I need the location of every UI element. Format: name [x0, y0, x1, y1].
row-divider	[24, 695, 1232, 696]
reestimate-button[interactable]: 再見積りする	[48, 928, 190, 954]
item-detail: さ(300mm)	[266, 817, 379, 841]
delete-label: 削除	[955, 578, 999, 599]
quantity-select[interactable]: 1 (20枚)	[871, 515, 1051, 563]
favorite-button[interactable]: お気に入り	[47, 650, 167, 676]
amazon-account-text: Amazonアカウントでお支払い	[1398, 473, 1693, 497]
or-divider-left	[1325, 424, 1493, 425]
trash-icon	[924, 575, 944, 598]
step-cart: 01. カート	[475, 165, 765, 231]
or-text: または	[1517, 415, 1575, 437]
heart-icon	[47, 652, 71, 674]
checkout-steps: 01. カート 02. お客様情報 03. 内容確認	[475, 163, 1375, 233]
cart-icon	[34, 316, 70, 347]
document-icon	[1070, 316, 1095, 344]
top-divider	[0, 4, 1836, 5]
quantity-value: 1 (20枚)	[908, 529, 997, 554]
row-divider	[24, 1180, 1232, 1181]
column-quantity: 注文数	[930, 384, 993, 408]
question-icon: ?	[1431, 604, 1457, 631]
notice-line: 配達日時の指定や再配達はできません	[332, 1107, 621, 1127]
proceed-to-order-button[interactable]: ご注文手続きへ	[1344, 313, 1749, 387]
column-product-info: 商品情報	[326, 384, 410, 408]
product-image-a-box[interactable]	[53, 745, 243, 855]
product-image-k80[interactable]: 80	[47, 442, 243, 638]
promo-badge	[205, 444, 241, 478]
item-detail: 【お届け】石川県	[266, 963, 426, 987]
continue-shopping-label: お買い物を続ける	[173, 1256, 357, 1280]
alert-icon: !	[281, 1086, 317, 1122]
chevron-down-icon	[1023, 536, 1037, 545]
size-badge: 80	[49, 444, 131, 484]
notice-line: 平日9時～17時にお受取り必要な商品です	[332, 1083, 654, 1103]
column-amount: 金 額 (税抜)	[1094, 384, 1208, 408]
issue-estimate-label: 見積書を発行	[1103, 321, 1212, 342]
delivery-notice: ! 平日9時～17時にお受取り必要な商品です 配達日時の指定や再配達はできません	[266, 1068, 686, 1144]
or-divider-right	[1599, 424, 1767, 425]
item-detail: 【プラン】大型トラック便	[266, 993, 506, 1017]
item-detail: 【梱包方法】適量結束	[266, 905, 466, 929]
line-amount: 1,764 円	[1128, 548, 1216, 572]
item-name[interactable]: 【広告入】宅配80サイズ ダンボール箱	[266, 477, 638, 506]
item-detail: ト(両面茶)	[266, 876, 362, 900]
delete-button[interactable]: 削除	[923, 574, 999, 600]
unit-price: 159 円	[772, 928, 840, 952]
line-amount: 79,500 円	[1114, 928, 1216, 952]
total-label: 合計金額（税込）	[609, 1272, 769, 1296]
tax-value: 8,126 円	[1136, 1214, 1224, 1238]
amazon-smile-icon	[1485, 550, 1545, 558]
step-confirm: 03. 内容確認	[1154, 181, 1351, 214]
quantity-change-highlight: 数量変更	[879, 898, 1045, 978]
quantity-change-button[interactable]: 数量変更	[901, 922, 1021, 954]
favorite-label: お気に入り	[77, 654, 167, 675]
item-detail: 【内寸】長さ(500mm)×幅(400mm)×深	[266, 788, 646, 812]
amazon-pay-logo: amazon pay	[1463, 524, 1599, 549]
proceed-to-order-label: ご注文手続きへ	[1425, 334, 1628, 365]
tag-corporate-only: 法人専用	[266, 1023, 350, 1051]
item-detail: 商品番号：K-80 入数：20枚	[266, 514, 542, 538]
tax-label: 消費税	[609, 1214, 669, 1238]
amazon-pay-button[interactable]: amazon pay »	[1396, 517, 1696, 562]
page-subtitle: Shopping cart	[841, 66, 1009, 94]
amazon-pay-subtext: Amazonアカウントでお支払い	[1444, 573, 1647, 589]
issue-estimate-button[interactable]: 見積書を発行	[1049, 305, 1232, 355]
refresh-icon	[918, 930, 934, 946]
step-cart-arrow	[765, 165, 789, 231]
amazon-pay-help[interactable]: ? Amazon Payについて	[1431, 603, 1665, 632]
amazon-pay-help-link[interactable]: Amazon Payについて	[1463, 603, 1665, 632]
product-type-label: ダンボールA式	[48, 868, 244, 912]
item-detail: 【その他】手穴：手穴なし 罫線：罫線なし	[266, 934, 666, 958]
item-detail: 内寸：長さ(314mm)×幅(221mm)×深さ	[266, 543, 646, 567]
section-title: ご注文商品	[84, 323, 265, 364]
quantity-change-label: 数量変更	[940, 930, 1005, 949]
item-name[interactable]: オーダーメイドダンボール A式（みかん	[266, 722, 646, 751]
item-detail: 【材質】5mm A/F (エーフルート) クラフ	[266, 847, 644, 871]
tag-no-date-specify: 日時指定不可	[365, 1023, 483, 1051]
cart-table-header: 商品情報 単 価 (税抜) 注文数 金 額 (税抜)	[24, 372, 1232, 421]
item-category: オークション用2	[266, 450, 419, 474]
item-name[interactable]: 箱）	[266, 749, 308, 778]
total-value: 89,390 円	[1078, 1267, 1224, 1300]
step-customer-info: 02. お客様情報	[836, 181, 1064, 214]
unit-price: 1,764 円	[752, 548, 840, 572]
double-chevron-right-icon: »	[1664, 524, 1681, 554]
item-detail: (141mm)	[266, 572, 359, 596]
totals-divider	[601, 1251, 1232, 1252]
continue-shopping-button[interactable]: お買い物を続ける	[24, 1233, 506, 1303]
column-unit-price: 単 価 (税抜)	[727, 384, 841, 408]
──────────────────────────────
**AIM:** Reproduce all of the entries above verbatim, line for line.

**EXERCISE ANSWER:**
I need the location of every UI element. Format: name [x0, y0, x1, y1].
row-divider	[24, 695, 1232, 696]
reestimate-button[interactable]: 再見積りする	[48, 928, 190, 954]
item-detail: さ(300mm)	[266, 817, 379, 841]
delete-label: 削除	[955, 578, 999, 599]
quantity-select[interactable]: 1 (20枚)	[871, 515, 1051, 563]
favorite-button[interactable]: お気に入り	[47, 650, 167, 676]
amazon-account-text: Amazonアカウントでお支払い	[1398, 473, 1693, 497]
or-divider-left	[1325, 424, 1493, 425]
trash-icon	[924, 575, 944, 598]
step-cart: 01. カート	[475, 165, 765, 231]
or-text: または	[1517, 415, 1575, 437]
heart-icon	[47, 652, 71, 674]
checkout-steps: 01. カート 02. お客様情報 03. 内容確認	[475, 163, 1375, 233]
cart-icon	[34, 316, 70, 347]
document-icon	[1070, 316, 1095, 344]
top-divider	[0, 4, 1836, 5]
quantity-value: 1 (20枚)	[908, 529, 997, 554]
row-divider	[24, 1180, 1232, 1181]
column-quantity: 注文数	[930, 384, 993, 408]
question-icon: ?	[1431, 604, 1457, 631]
notice-line: 配達日時の指定や再配達はできません	[332, 1107, 621, 1127]
proceed-to-order-button[interactable]: ご注文手続きへ	[1344, 313, 1749, 387]
column-product-info: 商品情報	[326, 384, 410, 408]
product-image-a-box[interactable]	[53, 745, 243, 855]
product-image-k80[interactable]: 80	[47, 442, 243, 638]
promo-badge	[205, 444, 241, 478]
item-detail: 【お届け】石川県	[266, 963, 426, 987]
continue-shopping-label: お買い物を続ける	[173, 1256, 357, 1280]
alert-icon: !	[281, 1086, 317, 1122]
chevron-down-icon	[1023, 536, 1037, 545]
size-badge: 80	[49, 444, 131, 484]
notice-line: 平日9時～17時にお受取り必要な商品です	[332, 1083, 654, 1103]
column-amount: 金 額 (税抜)	[1094, 384, 1208, 408]
issue-estimate-label: 見積書を発行	[1103, 321, 1212, 342]
delivery-notice: ! 平日9時～17時にお受取り必要な商品です 配達日時の指定や再配達はできません	[266, 1068, 686, 1144]
or-divider-right	[1599, 424, 1767, 425]
item-detail: 【プラン】大型トラック便	[266, 993, 506, 1017]
item-detail: 【梱包方法】適量結束	[266, 905, 466, 929]
line-amount: 1,764 円	[1128, 548, 1216, 572]
item-name[interactable]: 【広告入】宅配80サイズ ダンボール箱	[266, 477, 638, 506]
item-detail: ト(両面茶)	[266, 876, 362, 900]
delete-button[interactable]: 削除	[923, 574, 999, 600]
unit-price: 159 円	[772, 928, 840, 952]
line-amount: 79,500 円	[1114, 928, 1216, 952]
total-label: 合計金額（税込）	[609, 1272, 769, 1296]
tax-value: 8,126 円	[1136, 1214, 1224, 1238]
amazon-smile-icon	[1485, 550, 1545, 558]
step-confirm: 03. 内容確認	[1154, 181, 1351, 214]
quantity-change-highlight: 数量変更	[879, 898, 1045, 978]
quantity-change-button[interactable]: 数量変更	[901, 922, 1021, 954]
favorite-label: お気に入り	[77, 654, 167, 675]
item-detail: 【内寸】長さ(500mm)×幅(400mm)×深	[266, 788, 646, 812]
amazon-pay-logo: amazon pay	[1463, 524, 1599, 549]
proceed-to-order-label: ご注文手続きへ	[1425, 334, 1628, 365]
tag-corporate-only: 法人専用	[266, 1023, 350, 1051]
item-detail: 商品番号：K-80 入数：20枚	[266, 514, 542, 538]
tax-label: 消費税	[609, 1214, 669, 1238]
amazon-pay-button[interactable]: amazon pay »	[1396, 517, 1696, 562]
page-subtitle: Shopping cart	[841, 66, 1009, 94]
amazon-pay-subtext: Amazonアカウントでお支払い	[1444, 573, 1647, 589]
issue-estimate-button[interactable]: 見積書を発行	[1049, 305, 1232, 355]
refresh-icon	[918, 930, 934, 946]
step-cart-arrow	[765, 165, 789, 231]
amazon-pay-help[interactable]: ? Amazon Payについて	[1431, 603, 1665, 632]
amazon-pay-help-link[interactable]: Amazon Payについて	[1463, 603, 1665, 632]
product-type-label: ダンボールA式	[48, 868, 244, 912]
item-detail: 【その他】手穴：手穴なし 罫線：罫線なし	[266, 934, 666, 958]
item-detail: 内寸：長さ(314mm)×幅(221mm)×深さ	[266, 543, 646, 567]
section-title: ご注文商品	[84, 323, 265, 364]
quantity-change-label: 数量変更	[940, 930, 1005, 949]
item-name[interactable]: オーダーメイドダンボール A式（みかん	[266, 722, 646, 751]
item-detail: 【材質】5mm A/F (エーフルート) クラフ	[266, 847, 644, 871]
tag-no-date-specify: 日時指定不可	[365, 1023, 483, 1051]
cart-table-header: 商品情報 単 価 (税抜) 注文数 金 額 (税抜)	[24, 372, 1232, 421]
item-category: オークション用2	[266, 450, 419, 474]
item-name[interactable]: 箱）	[266, 749, 308, 778]
total-value: 89,390 円	[1078, 1267, 1224, 1300]
step-customer-info: 02. お客様情報	[836, 181, 1064, 214]
unit-price: 1,764 円	[752, 548, 840, 572]
double-chevron-right-icon: »	[1664, 524, 1681, 554]
item-detail: (141mm)	[266, 572, 359, 596]
totals-divider	[601, 1251, 1232, 1252]
continue-shopping-button[interactable]: お買い物を続ける	[24, 1233, 506, 1303]
column-unit-price: 単 価 (税抜)	[727, 384, 841, 408]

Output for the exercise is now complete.